_What to produce_
Quote, without any change, the line that contains "Type out the text in this image." and all lines that follow it to the end of the data below.

_Data extract_

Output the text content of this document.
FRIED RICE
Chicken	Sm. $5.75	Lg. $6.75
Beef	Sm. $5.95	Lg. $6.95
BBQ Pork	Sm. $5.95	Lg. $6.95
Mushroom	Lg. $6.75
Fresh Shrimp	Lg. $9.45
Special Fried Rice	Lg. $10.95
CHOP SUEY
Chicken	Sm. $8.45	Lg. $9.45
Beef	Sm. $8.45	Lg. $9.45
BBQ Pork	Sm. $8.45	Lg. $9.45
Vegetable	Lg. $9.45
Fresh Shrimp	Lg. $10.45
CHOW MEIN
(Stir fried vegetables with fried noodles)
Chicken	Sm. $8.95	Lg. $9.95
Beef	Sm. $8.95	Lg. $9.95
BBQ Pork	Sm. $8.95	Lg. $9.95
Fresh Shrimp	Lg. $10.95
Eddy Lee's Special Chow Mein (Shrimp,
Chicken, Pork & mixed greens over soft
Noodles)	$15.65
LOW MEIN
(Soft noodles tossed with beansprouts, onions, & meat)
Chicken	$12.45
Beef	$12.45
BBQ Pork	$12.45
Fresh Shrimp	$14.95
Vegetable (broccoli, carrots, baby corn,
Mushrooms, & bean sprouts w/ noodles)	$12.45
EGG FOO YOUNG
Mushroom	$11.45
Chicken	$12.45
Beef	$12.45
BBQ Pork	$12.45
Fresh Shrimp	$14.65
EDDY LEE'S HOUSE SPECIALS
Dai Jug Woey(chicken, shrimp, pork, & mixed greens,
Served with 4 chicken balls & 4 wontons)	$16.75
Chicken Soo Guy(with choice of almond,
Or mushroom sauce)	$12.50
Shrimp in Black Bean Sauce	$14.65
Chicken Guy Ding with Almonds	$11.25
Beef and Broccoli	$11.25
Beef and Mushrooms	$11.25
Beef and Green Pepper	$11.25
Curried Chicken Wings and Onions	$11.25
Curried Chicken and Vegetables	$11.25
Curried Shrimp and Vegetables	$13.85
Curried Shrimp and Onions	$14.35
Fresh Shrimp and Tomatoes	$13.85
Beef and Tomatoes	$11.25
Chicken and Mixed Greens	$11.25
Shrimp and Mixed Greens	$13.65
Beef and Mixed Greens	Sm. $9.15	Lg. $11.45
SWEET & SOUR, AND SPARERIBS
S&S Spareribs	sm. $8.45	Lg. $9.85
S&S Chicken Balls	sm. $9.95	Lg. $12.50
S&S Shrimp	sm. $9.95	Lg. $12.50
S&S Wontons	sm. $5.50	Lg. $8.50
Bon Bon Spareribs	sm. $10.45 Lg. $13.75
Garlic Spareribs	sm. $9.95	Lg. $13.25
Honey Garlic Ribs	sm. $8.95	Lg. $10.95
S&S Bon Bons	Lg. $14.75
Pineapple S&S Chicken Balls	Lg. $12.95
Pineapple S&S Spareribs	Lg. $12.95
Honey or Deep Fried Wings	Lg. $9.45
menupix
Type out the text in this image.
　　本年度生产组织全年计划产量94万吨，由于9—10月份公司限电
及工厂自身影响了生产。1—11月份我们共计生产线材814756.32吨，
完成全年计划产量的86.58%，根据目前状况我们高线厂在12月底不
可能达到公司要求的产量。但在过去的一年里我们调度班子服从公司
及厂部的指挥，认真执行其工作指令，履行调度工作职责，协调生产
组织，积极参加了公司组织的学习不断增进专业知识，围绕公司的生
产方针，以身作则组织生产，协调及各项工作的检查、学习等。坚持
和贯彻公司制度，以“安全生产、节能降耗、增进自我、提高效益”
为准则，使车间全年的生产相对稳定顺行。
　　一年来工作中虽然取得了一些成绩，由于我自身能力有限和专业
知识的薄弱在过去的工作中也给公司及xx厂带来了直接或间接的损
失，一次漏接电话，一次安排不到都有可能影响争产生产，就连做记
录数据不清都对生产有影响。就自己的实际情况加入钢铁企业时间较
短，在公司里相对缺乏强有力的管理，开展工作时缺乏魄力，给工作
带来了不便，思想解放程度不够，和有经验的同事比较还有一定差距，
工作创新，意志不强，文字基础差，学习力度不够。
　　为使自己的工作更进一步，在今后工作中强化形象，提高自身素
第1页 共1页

_Reply to the exercise_
Type out the text in this image.
　　本年度生产组织全年计划产量94万吨，由于9—10月份公司限电
及工厂自身影响了生产。1—11月份我们共计生产线材814756.32吨，
完成全年计划产量的86.58%，根据目前状况我们高线厂在12月底不
可能达到公司要求的产量。但在过去的一年里我们调度班子服从公司
及厂部的指挥，认真执行其工作指令，履行调度工作职责，协调生产
组织，积极参加了公司组织的学习不断增进专业知识，围绕公司的生
产方针，以身作则组织生产，协调及各项工作的检查、学习等。坚持
和贯彻公司制度，以“安全生产、节能降耗、增进自我、提高效益”
为准则，使车间全年的生产相对稳定顺行。
　　一年来工作中虽然取得了一些成绩，由于我自身能力有限和专业
知识的薄弱在过去的工作中也给公司及xx厂带来了直接或间接的损
失，一次漏接电话，一次安排不到都有可能影响争产生产，就连做记
录数据不清都对生产有影响。就自己的实际情况加入钢铁企业时间较
短，在公司里相对缺乏强有力的管理，开展工作时缺乏魄力，给工作
带来了不便，思想解放程度不够，和有经验的同事比较还有一定差距，
工作创新，意志不强，文字基础差，学习力度不够。
　　为使自己的工作更进一步，在今后工作中强化形象，提高自身素
第1页 共1页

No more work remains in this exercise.